(Entries from a dataset)
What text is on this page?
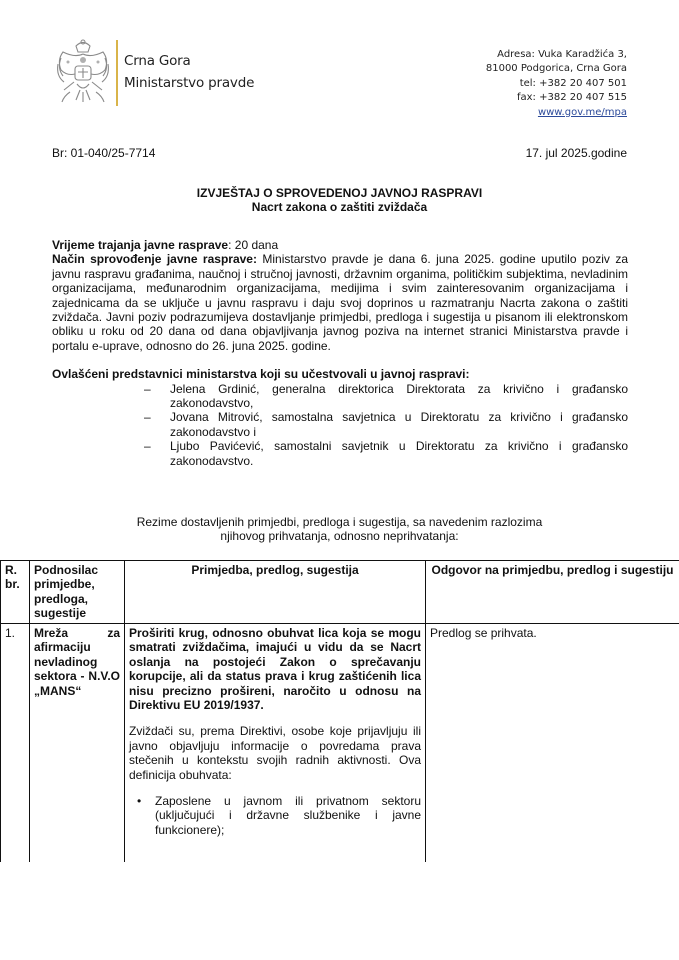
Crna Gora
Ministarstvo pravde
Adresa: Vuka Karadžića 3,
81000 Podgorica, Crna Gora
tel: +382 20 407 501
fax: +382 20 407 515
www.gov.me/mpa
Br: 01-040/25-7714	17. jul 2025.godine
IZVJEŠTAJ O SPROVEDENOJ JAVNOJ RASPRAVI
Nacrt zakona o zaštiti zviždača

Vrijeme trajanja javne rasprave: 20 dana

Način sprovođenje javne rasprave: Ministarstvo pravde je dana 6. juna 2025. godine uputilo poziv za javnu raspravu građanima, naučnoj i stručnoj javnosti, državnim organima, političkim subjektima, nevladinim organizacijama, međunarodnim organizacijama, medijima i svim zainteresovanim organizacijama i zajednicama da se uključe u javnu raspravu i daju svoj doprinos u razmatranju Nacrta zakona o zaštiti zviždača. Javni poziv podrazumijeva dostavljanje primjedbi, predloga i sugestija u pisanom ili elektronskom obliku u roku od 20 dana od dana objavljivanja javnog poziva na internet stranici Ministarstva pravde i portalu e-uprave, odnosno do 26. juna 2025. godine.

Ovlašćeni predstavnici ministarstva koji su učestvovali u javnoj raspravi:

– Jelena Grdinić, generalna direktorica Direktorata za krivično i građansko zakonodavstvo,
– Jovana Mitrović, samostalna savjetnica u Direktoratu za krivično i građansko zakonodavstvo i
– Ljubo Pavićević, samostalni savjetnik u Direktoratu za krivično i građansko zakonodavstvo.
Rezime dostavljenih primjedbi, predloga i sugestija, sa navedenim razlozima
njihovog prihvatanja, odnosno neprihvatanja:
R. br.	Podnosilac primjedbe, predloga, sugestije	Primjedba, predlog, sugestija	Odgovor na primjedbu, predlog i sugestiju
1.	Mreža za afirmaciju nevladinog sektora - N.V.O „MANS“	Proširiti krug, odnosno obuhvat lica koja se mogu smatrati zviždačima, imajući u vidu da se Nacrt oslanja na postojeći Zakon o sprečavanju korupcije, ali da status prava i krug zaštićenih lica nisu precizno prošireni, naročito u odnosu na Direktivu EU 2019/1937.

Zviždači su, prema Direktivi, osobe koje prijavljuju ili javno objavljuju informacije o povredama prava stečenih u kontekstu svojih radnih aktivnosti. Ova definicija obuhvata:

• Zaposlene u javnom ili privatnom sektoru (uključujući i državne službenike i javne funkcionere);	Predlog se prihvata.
...
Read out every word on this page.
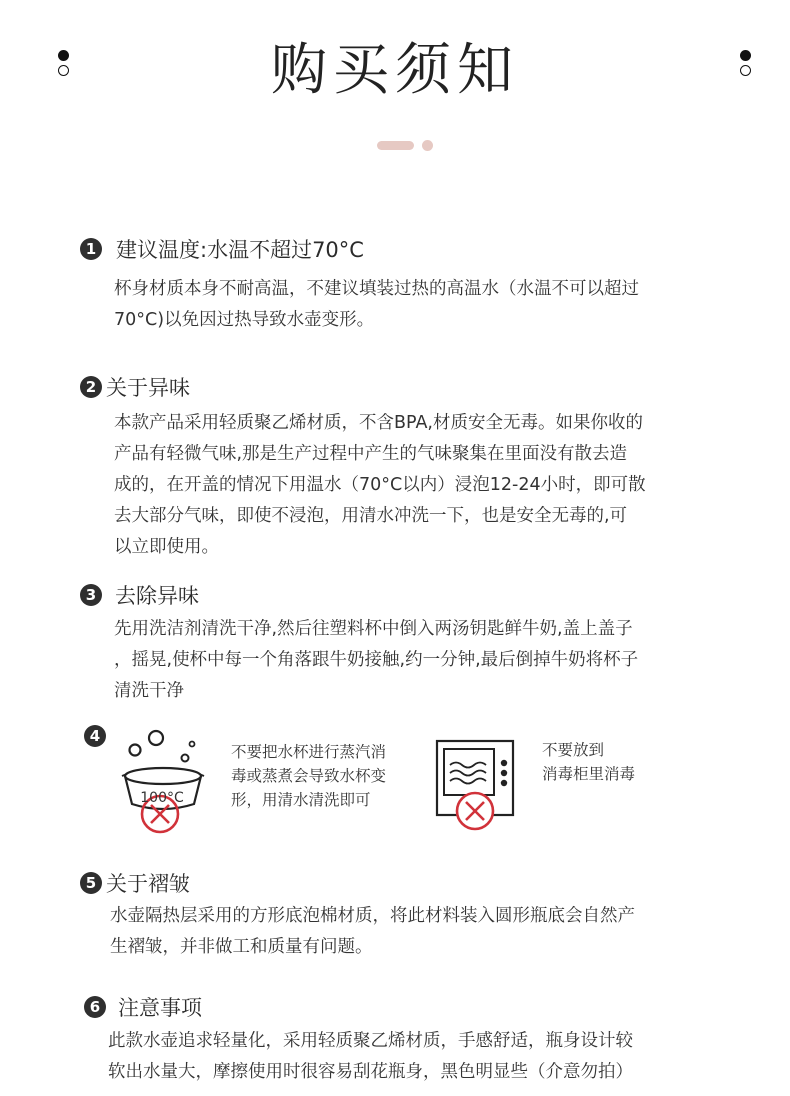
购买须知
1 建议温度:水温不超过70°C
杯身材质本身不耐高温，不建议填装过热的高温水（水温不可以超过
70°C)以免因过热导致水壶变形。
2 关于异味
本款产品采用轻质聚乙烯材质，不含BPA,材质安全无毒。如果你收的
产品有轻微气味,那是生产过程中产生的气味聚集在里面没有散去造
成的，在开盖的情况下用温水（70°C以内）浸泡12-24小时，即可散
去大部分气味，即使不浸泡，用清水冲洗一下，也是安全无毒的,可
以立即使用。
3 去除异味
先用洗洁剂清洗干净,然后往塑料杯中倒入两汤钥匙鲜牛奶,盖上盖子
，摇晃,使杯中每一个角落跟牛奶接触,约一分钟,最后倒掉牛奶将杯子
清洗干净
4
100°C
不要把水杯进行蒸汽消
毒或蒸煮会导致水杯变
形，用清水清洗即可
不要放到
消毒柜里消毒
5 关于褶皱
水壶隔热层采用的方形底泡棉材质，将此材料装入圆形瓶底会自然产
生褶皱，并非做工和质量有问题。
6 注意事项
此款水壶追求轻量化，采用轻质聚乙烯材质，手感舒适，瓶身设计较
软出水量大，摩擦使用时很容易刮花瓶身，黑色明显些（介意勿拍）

> [TO BE DONE]
Pick out and copy the lines of the entries that hold the string "sugestija".

> [REPLY]
Način sprovođenje javne rasprave: Ministarstvo pravde je dana 6. juna 2025. godine uputilo poziv za javnu raspravu građanima, naučnoj i stručnoj javnosti, državnim organima, političkim subjektima, nevladinim organizacijama, međunarodnim organizacijama, medijima i svim zainteresovanim organizacijama i zajednicama da se uključe u javnu raspravu i daju svoj doprinos u razmatranju Nacrta zakona o zaštiti zviždača. Javni poziv podrazumijeva dostavljanje primjedbi, predloga i sugestija u pisanom ili elektronskom obliku u roku od 20 dana od dana objavljivanja javnog poziva na internet stranici Ministarstva pravde i portalu e-uprave, odnosno do 26. juna 2025. godine.
Rezime dostavljenih primjedbi, predloga i sugestija, sa navedenim razlozima
R. br.	Podnosilac primjedbe, predloga, sugestije	Primjedba, predlog, sugestija	Odgovor na primjedbu, predlog i sugestiju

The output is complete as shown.